───── Raw data ─────

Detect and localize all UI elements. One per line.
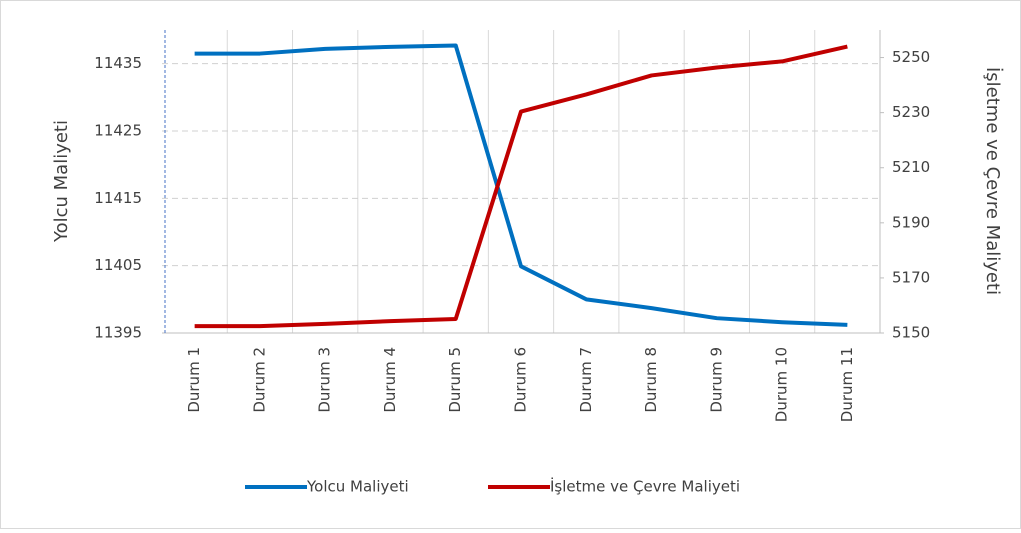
x-tick-label: Durum 9 [707,347,725,413]
y2-tick-label: 5190 [892,213,930,231]
y2-tick-label: 5150 [892,324,930,342]
x-tick-label: Durum 3 [316,347,334,413]
y2-tick-label: 5230 [892,103,930,121]
y-tick-label: 11435 [94,54,142,72]
y2-axis-title: İşletme ve Çevre Maliyeti [982,67,1003,295]
x-tick-label: Durum 1 [185,347,203,413]
y2-tick-label: 5170 [892,268,930,286]
y2-tick-label: 5250 [892,48,930,66]
y-tick-label: 11415 [94,189,142,207]
y-axis-title: Yolcu Maliyeti [51,120,72,243]
x-tick-label: Durum 2 [250,347,268,413]
series-line [194,43,848,327]
y2-tick-label: 5210 [892,158,930,176]
legend-label: Yolcu Maliyeti [306,478,409,496]
x-tick-label: Durum 6 [512,347,530,413]
y-tick-label: 11425 [94,122,142,140]
x-tick-label: Durum 10 [773,347,791,422]
legend-label: İşletme ve Çevre Maliyeti [550,477,740,496]
x-tick-label: Durum 8 [642,347,660,413]
x-tick-label: Durum 11 [838,347,856,422]
x-tick-label: Durum 5 [446,347,464,413]
x-tick-label: Durum 4 [381,347,399,413]
y-tick-label: 11405 [94,256,142,274]
series-line [194,44,848,329]
y-tick-label: 11395 [94,324,142,342]
x-tick-label: Durum 7 [577,347,595,413]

─────

-- Exercise objective --
Copy every line of the records above word for word, but leave out the picture.

-- Written solution --
Detect and localize all UI elements. One per line.
x-tick-label: Durum 9 [707,347,725,413]
y2-tick-label: 5190 [892,213,930,231]
y2-tick-label: 5150 [892,324,930,342]
x-tick-label: Durum 3 [316,347,334,413]
y2-tick-label: 5230 [892,103,930,121]
y-tick-label: 11435 [94,54,142,72]
y2-axis-title: İşletme ve Çevre Maliyeti [982,67,1003,295]
x-tick-label: Durum 1 [185,347,203,413]
y2-tick-label: 5170 [892,268,930,286]
y2-tick-label: 5250 [892,48,930,66]
y-tick-label: 11415 [94,189,142,207]
y-axis-title: Yolcu Maliyeti [51,120,72,243]
x-tick-label: Durum 2 [250,347,268,413]
series-line [194,43,848,327]
y2-tick-label: 5210 [892,158,930,176]
legend-label: Yolcu Maliyeti [306,478,409,496]
x-tick-label: Durum 6 [512,347,530,413]
y-tick-label: 11425 [94,122,142,140]
x-tick-label: Durum 10 [773,347,791,422]
legend-label: İşletme ve Çevre Maliyeti [550,477,740,496]
x-tick-label: Durum 8 [642,347,660,413]
x-tick-label: Durum 11 [838,347,856,422]
x-tick-label: Durum 5 [446,347,464,413]
x-tick-label: Durum 4 [381,347,399,413]
y-tick-label: 11405 [94,256,142,274]
series-line [194,44,848,329]
y-tick-label: 11395 [94,324,142,342]
x-tick-label: Durum 7 [577,347,595,413]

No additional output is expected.